### Task list
A: In the abstract below on myogenic vestibular-evoked potentials, how many subjects took part in the study?
B: Using the abstract below on myogenic vestibular-evoked potentials, state whether each statement agrees with it: (i) responses recorded on the sternomastoid muscle had shorter latencies than those on the trapezius; (ii) monaural stimulation produced responses of greater amplitude than binaural stimulation; (iii) the receptor of these responses is thought to be the saccule.

### Text segment
%%

Myogenic vestibular-evoked potentials in normal subjects: a comparison between responses obtained from sternomastoid and trapezius muscles.

Abstract
Brief intense clicks cause short latency microcontraction of cervical muscles. Several studies have supported the hypothesis that these microcontractions are of vestibular origin. Averaging these muscular responses enables us to obtain myogenic vestibular evoked potential (MVEP). The receptor of these responses is thought to be the saccule, afferent pathways being the vestibular nerve and efferent pathways the vestibulospinal tract. However, discrepancies are reported with regard to results obtained in healthy subjects: some authors obtained symmetrical response to monaural clicks whereas others obtained responses of greater amplitude on the muscle ispilateral to stimulation. These discrepancies may be due to the presence of different recording sites (inion, sternomastoid or trapezius muscles). The aim of this study was to clarify MVEP results in healthy subjects, using a simple non-traumatic method, and to compare the results obtained on sternomastoid (SM) and trapezius muscles (TRP). Sixteen normal hearing healthy subjects were involved. Latencies and amplitude of both SM and TRP muscle were reproducible in the same subject. Patterns of response were similar to those obtained in previous studies. Following binaural and monaural stimulations, latencies of MVEP were symmetrical on both muscles and amplitudes tended to be greater on muscles contralateral to stimulation, which conflicts with previous results in the literature. Whatever the type of stimulation, latencies of responses obtained on SM were significantly shorter (mean = -3.8 ms), and amplitudes lower (mean = -7.1 microV), than those obtained on TRP. Binaural stimulation resulted in responses of greater amplitude compared to monaural (mean = 0.45 microV). Given the intrasubject reproducibility of the responses, these methods allow MEVP to be recorded in a standardized and reproducible way.

%%

### Provided information
%%

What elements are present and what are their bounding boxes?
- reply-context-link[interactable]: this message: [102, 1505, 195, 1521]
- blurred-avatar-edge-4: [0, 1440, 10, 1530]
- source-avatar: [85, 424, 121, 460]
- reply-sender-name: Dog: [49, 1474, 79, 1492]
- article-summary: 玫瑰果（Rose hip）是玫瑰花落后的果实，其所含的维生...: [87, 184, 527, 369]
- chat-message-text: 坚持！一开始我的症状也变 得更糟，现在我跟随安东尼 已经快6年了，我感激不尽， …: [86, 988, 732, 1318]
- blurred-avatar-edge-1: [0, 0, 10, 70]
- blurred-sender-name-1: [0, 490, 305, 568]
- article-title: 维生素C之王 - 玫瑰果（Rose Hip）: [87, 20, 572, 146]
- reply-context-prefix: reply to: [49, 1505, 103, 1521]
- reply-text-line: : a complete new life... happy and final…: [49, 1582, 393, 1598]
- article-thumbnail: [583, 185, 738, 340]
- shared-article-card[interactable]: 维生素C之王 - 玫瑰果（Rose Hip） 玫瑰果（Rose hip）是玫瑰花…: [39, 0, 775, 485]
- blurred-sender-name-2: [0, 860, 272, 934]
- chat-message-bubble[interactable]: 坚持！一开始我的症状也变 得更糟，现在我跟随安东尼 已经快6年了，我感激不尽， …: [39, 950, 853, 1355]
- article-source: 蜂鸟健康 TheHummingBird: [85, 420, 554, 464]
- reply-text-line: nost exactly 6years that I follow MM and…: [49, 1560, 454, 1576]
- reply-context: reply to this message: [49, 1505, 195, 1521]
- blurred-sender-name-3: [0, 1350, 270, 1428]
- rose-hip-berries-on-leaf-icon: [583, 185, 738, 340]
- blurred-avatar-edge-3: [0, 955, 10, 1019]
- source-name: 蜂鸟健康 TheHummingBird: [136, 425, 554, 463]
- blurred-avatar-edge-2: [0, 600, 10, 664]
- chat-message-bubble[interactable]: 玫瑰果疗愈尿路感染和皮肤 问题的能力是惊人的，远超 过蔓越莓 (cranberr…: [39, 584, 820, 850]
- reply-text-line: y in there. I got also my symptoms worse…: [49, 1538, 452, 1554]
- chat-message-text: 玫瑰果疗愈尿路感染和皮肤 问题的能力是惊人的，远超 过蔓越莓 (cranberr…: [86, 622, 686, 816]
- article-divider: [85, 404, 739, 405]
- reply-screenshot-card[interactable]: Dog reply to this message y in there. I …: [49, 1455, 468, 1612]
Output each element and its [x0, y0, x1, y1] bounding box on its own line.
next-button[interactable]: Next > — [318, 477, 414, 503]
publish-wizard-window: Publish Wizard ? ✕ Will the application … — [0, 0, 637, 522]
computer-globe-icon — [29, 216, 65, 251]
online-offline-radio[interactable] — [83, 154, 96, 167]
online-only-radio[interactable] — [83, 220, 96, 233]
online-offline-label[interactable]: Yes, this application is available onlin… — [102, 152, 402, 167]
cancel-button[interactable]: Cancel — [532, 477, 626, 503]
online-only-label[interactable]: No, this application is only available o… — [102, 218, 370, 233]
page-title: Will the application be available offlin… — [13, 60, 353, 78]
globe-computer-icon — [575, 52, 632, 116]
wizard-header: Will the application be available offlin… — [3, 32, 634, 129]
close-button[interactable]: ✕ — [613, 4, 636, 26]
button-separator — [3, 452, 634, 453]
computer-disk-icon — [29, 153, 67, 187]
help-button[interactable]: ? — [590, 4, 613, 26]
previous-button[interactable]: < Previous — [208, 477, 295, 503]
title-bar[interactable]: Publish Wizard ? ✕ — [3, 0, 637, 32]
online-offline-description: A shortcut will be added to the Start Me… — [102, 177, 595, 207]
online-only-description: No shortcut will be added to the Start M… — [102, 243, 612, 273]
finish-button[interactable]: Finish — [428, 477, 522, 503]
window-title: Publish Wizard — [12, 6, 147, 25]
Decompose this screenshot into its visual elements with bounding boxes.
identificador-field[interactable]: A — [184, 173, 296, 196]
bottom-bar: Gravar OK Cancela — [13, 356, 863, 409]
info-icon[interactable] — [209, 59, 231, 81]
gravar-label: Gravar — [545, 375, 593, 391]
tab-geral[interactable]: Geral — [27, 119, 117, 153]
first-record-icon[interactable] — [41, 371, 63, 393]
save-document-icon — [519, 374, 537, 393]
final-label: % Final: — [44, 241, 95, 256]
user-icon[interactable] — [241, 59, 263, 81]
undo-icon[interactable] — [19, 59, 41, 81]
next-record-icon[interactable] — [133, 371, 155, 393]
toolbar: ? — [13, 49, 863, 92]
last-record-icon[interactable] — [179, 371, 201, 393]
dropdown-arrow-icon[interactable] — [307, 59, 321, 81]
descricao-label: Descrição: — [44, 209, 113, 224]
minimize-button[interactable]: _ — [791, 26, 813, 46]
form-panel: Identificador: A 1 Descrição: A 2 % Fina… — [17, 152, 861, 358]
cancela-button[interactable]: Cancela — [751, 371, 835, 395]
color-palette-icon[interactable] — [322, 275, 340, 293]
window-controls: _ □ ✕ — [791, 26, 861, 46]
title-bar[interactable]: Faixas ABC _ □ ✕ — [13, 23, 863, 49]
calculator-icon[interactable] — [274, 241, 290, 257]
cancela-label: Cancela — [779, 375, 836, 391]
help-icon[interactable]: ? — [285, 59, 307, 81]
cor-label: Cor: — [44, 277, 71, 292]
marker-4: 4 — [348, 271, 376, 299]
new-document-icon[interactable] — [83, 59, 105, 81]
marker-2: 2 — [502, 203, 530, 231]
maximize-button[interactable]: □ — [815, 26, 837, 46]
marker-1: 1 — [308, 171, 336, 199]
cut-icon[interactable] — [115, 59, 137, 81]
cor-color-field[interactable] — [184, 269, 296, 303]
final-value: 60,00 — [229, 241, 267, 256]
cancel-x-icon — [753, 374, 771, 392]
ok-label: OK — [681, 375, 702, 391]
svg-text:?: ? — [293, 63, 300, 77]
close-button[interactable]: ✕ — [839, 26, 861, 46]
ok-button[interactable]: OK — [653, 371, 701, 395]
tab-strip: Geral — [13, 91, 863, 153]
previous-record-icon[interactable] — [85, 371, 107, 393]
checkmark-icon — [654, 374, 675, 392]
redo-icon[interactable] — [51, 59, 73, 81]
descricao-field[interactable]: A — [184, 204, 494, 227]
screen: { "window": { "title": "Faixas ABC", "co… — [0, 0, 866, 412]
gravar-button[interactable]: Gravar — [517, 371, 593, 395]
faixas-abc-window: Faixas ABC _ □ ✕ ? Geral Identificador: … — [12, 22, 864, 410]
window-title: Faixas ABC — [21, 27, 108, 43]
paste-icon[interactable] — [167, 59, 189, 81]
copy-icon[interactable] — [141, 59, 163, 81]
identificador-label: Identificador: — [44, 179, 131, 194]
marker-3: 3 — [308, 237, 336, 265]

%%

### Exercise results
A: Sixteen normal hearing healthy subjects.

B:
(i) Yes: "latencies of responses obtained on SM were significantly shorter (mean = -3.8 ms)"
(ii) No: "Binaural stimulation resulted in responses of greater amplitude compared to monaural"
(iii) Yes: "The receptor of these responses is thought to be the saccule"